Problema planteado A> Devuelve, sin modificarla, cada línea de las filas de abajo en la que aparezca la palabra "boards".

Fragmento del documento>
EL PRESENTE DEL PASADO.
El tiempo se compone de tres tiempos encabalgados: el presente del pasado, el presente del presente y el presente del futuro. Tal definición, que proviene de San Agustín, alude a los mecanismos psíquicos de la persona, la cual vive entre el recuerdo nostálgico y la expectativa ansiosa, pero también abarca los procesos temporales que denominamos historia, esa construcción de la memoria común e ideológica ---siempre una versión de los vencedores--- que antes de ir y venir como las olas de la marea o de marchar hacia adelante en su trayectoria imparable, hoy confirma seguir estancada y pudriéndose en una misma condición.
El bicentenario del nacimiento de Charles Dickens, y con él la relectura de sus novelas, demuestra la circunstancia inmóvil o retroactiva de la época moderna y de su monstruosa secuela: la tardomodernidad. “Dickens en el invierno de nuestro descontento”, titula José Emilio Pacheco su insuperable y más reciente Inventario (Proceso 1841). “Dickens sigue diciendo la verdad”, cabecea El País (8/II/12) una larga nota londinense de Benjamín Prado.
Más allá de la imperfección literaria que le achacan los críticos puristas, por encima de su melodramática narrativa y de sus concesiones a un gusto sentimental de clase donde se olvidan los matices propios de lo humano, obviando la febril opulencia de su éxito editorial y la endiablada compulsión por publicar sin pausas y con prisas, la obra narrativa de Dickens es el fresco punzante del fracaso civilizacional contemporáneo, de la injusticia orgánica y de la desigualdad creciente, la vívida historia trágica de la exclusión de las mayorías como sistema social. “Para fortuna suya y desgracia nuestra ---escribe Pacheco con su proverbial agudeza---, Dickens es actualísimo. La vida se ha vuelto el melodrama de los melodramas pero, a diferencia de ellos, en este mundo los malos llevan todas las de ganar”.
¿Cuándo fue que se malogró la historia moderna, aquella que exaltó la libertad, la igualdad y la fraternidad como derechos humanos perentorios establecidos por la razón, la que hizo del progreso una falsa deidad y del desarrollo material un engaño fáustico preñado de dolor, explotación e infelicidad? La historia, como diría Murena, es un criptograma. Quizá exista una interpretación valedera, pero hasta ahora ignoramos esa clave única para su entendimiento cabal. Y antes de elucidarla, la crónica postdickensiana de estos días resulta una pesadilla globalizada donde el caos de la violencia directa o difusa y el nihilismo del sinsentido avanzan por doquier.

Problema planteado B> Repite textualmente el pasaje del ensayo sobre Dickens de arriba que va desde "El bicentenario del" hasta "de Benjamín Prado.", incluido este último.

Información proporcionada>

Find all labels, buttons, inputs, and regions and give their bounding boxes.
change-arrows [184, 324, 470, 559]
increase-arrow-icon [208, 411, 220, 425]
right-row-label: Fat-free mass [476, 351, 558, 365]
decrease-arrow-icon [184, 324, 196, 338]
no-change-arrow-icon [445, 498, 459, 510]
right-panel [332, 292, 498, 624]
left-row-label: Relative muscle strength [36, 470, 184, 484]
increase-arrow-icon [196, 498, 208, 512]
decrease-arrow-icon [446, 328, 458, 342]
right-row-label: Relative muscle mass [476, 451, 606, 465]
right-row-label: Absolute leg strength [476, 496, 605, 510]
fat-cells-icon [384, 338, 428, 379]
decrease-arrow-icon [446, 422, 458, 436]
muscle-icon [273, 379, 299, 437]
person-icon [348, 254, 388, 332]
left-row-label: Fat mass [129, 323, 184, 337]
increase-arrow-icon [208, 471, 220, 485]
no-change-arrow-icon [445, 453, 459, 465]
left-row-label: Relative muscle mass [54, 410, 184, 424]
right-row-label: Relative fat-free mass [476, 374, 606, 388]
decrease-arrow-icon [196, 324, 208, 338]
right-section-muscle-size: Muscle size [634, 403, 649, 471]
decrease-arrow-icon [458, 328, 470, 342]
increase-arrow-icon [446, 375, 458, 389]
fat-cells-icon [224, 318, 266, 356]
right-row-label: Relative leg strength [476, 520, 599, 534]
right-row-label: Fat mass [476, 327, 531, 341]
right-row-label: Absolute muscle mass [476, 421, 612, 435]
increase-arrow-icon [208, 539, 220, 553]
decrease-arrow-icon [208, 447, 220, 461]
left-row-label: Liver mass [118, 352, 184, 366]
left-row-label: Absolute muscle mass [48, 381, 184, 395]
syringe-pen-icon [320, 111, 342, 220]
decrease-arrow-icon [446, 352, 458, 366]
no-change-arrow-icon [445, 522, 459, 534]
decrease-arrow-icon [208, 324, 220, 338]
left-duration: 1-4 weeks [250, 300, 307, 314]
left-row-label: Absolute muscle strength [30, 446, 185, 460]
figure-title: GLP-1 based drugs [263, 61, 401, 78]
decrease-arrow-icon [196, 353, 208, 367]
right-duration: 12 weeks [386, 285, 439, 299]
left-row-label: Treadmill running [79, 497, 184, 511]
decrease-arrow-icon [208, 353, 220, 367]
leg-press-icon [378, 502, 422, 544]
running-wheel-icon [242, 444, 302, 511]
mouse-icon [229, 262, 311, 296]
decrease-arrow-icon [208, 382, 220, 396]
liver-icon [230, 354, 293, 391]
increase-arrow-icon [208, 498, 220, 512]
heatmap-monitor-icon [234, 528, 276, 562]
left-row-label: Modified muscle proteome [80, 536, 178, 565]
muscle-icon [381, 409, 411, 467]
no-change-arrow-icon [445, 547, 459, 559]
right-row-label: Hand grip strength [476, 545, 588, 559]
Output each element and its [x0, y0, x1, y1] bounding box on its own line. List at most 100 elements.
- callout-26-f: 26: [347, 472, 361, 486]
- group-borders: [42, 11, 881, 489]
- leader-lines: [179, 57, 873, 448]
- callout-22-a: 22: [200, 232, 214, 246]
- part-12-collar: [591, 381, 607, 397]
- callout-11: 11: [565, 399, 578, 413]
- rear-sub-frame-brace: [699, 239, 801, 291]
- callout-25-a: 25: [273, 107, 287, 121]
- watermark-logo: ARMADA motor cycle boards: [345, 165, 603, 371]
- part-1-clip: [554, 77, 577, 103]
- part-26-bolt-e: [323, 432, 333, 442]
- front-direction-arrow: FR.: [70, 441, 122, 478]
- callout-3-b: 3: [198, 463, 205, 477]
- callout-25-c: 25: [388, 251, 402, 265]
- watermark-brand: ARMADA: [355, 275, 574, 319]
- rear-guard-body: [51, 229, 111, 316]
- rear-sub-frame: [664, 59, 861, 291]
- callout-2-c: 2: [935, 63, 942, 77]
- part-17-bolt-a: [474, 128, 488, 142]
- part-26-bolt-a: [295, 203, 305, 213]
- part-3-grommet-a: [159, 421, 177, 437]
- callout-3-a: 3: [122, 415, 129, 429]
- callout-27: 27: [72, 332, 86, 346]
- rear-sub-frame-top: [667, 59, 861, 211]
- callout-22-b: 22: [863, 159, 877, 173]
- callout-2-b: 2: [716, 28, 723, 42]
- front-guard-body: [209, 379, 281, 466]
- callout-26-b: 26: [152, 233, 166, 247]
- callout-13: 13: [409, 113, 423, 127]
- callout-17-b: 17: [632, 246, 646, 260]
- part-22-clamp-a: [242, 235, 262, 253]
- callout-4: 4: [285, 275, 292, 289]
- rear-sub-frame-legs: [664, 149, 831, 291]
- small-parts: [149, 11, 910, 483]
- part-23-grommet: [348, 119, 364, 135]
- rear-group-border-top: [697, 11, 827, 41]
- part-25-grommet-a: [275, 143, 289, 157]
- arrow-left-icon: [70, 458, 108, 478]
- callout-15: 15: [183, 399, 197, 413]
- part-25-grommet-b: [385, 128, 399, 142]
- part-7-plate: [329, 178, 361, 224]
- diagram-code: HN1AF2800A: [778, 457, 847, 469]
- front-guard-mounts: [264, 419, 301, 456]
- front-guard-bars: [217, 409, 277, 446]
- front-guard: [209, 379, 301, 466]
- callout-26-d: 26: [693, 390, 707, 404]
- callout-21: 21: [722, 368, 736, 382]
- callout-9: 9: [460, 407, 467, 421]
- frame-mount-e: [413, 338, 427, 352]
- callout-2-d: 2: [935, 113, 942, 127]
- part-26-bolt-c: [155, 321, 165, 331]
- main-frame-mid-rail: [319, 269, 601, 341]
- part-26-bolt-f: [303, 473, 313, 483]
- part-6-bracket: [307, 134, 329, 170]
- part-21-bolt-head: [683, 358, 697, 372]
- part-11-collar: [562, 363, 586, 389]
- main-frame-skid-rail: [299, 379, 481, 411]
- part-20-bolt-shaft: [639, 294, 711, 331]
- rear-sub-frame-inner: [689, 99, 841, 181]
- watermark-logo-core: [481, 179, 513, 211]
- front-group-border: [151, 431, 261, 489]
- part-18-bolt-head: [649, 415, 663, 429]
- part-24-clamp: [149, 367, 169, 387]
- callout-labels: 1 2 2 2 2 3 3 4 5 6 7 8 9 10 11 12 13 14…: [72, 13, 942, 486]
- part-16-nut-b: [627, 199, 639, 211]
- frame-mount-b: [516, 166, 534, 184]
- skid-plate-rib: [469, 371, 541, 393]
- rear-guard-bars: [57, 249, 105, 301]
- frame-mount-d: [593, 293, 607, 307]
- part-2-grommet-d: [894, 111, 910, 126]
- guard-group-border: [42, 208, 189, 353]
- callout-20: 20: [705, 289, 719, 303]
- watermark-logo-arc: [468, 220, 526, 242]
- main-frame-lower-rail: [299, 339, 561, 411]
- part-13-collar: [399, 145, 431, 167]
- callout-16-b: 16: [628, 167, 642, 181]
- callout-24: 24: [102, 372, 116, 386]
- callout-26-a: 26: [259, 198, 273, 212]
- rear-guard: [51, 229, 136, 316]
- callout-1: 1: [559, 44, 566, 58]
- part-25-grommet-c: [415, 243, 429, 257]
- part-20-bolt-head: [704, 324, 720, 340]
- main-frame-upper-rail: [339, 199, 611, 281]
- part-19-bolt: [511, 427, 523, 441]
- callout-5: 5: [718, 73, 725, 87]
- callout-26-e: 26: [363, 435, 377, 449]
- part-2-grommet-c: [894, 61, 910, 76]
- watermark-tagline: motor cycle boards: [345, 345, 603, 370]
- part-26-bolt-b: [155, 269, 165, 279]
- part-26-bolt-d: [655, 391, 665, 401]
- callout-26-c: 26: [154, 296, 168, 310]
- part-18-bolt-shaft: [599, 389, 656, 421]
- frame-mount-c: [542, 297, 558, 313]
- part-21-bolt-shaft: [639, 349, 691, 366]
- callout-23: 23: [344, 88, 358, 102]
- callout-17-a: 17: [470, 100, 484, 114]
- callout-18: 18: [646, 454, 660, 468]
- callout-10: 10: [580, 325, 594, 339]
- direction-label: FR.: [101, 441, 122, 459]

Salida esperada A>
- watermark-logo: ARMADA motor cycle boards: [345, 165, 603, 371]
- watermark-tagline: motor cycle boards: [345, 345, 603, 370]

Salida esperada B>
El bicentenario del nacimiento de Charles Dickens, y con él la relectura de sus novelas, demuestra la circunstancia inmóvil o retroactiva de la época moderna y de su monstruosa secuela: la tardomodernidad. “Dickens en el invierno de nuestro descontento”, titula José Emilio Pacheco su insuperable y más reciente Inventario (Proceso 1841). “Dickens sigue diciendo la verdad”, cabecea El País (8/II/12) una larga nota londinense de Benjamín Prado.